- **SOURCE RECORDS**:

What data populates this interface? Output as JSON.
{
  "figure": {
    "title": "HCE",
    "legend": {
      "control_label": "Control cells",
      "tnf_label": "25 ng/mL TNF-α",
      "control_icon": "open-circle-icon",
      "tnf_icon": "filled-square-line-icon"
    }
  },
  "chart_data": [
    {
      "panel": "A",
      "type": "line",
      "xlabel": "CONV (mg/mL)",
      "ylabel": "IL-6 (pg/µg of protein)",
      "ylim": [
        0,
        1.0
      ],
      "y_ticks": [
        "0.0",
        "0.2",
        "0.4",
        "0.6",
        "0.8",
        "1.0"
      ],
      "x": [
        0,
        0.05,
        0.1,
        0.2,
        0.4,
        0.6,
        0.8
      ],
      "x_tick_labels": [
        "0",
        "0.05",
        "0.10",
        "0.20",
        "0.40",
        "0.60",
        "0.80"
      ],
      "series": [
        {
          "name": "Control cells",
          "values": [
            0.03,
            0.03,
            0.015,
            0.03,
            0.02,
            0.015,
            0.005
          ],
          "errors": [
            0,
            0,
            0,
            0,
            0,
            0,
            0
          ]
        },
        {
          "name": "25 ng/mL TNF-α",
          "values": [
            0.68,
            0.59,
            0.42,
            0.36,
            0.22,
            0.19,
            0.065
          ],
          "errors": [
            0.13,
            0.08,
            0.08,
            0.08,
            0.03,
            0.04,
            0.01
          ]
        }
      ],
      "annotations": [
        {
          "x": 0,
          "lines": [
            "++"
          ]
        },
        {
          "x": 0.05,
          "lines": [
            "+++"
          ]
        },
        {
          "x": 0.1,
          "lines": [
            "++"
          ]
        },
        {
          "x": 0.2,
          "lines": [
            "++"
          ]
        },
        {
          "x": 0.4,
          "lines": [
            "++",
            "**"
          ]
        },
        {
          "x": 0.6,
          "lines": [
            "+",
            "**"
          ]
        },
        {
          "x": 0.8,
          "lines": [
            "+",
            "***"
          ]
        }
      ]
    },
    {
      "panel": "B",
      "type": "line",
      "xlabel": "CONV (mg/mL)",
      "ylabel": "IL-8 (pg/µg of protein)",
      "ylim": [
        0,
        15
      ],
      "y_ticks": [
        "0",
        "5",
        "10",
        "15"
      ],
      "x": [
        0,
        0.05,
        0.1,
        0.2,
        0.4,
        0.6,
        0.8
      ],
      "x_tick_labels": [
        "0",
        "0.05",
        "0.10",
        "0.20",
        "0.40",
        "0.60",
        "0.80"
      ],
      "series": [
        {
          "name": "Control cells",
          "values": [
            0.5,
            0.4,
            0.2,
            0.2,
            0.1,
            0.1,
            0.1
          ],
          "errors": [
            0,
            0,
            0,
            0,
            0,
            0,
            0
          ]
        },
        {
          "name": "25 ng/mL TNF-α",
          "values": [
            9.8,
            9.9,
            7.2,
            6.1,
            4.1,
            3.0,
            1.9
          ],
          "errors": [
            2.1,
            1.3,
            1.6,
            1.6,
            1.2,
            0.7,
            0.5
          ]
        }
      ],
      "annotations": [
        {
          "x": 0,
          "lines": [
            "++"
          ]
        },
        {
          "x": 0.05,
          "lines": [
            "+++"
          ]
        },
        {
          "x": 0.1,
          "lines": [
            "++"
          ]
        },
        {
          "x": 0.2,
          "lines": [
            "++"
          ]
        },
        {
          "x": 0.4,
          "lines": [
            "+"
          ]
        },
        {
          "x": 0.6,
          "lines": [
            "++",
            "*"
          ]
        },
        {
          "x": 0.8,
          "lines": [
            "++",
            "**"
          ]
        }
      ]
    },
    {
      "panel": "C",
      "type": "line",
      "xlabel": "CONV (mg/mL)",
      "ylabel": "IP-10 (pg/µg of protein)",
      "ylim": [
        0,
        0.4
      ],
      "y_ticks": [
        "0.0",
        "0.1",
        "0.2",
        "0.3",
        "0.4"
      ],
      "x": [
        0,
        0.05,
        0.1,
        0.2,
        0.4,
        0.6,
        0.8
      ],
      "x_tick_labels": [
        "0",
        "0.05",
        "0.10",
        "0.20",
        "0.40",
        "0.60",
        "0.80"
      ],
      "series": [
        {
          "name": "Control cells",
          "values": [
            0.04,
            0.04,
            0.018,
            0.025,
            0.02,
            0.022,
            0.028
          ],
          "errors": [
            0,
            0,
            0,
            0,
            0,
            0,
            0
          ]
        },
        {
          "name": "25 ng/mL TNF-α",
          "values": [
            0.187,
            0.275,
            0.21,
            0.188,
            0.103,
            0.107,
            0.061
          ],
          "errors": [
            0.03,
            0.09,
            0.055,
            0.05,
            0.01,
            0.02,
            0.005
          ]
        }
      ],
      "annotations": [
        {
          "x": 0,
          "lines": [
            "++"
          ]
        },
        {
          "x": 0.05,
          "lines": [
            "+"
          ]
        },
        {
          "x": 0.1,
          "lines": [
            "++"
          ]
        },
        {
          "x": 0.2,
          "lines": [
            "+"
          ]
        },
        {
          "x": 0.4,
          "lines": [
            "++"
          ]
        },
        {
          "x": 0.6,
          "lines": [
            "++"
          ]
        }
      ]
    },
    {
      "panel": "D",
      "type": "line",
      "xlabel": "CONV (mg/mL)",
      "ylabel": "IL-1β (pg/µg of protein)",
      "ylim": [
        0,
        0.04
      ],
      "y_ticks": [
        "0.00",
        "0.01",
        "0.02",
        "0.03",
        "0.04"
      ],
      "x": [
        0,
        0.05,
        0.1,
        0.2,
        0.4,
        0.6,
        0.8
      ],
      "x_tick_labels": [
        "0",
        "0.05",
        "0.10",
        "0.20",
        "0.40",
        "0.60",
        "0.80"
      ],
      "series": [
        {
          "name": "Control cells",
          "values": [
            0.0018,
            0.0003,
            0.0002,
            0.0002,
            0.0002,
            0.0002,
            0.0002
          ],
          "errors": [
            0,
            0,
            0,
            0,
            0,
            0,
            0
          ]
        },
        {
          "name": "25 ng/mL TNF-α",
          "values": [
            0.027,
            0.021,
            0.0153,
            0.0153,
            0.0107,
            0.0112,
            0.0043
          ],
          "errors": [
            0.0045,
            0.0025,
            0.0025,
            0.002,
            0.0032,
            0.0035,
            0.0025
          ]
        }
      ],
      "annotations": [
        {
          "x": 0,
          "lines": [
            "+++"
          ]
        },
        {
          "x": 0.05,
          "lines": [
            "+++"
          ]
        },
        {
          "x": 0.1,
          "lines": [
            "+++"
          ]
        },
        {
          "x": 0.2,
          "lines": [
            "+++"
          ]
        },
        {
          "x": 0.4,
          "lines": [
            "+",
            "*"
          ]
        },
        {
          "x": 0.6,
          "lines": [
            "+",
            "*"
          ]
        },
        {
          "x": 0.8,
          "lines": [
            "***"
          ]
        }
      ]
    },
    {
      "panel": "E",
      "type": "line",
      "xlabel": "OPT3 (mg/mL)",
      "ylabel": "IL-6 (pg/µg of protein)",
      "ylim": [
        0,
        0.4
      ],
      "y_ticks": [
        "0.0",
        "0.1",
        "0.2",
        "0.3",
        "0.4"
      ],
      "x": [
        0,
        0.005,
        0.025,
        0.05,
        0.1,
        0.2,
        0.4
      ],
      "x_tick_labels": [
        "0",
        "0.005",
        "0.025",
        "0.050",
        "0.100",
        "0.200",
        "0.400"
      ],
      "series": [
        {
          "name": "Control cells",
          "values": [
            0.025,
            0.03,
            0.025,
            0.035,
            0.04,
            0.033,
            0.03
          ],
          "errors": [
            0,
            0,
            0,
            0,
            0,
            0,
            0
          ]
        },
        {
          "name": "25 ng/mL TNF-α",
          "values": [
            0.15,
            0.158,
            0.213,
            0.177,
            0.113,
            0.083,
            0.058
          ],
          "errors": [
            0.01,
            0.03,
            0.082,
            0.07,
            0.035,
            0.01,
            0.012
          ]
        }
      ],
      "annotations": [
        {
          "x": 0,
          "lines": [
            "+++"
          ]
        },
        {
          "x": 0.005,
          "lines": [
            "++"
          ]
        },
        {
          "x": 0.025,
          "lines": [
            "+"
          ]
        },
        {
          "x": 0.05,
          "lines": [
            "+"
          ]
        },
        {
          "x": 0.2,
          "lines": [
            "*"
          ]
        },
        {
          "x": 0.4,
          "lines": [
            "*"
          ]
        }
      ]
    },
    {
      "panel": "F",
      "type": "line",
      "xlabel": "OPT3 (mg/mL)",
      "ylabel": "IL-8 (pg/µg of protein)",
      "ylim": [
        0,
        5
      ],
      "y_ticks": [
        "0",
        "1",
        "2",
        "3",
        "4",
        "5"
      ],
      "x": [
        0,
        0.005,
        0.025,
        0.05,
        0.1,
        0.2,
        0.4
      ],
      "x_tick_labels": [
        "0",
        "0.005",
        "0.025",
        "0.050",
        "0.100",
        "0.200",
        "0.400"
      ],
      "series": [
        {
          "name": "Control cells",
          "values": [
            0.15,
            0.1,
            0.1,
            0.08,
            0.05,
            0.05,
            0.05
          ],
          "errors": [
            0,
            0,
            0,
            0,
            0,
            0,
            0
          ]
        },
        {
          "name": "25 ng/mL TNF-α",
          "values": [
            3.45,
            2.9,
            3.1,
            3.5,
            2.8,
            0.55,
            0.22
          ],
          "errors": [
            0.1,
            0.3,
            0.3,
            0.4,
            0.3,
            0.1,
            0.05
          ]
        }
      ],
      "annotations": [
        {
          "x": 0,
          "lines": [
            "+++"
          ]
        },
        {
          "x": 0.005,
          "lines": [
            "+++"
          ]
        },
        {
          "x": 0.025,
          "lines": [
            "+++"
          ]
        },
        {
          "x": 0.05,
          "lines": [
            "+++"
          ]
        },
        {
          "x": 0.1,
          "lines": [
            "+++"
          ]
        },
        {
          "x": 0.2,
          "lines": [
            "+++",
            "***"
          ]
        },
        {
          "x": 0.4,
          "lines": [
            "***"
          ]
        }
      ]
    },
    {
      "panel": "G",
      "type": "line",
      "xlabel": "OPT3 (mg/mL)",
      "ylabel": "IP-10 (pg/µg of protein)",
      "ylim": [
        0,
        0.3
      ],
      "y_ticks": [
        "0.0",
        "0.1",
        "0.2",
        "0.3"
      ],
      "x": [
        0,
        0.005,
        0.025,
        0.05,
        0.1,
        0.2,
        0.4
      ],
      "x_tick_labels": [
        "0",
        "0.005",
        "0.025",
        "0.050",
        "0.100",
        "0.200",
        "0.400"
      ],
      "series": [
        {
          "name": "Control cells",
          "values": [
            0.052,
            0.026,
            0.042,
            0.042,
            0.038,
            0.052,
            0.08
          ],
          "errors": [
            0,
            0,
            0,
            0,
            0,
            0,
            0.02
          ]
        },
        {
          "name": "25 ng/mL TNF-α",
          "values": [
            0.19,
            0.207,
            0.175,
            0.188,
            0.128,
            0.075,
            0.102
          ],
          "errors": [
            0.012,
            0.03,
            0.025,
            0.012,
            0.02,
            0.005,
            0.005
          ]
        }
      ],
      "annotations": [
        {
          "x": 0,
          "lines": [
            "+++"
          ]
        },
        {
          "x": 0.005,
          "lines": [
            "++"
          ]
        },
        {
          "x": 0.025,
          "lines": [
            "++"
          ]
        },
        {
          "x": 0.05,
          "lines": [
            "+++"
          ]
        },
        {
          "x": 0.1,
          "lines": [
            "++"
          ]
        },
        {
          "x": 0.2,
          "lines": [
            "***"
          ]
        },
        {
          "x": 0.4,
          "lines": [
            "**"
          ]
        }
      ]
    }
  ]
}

- **EXERCISE DETAILS**: Search the records for the string "panel" and report each line that has it.

- **EXPECTED OUTPUT**:
      "panel": "A",
      "panel": "B",
      "panel": "C",
      "panel": "D",
      "panel": "E",
      "panel": "F",
      "panel": "G",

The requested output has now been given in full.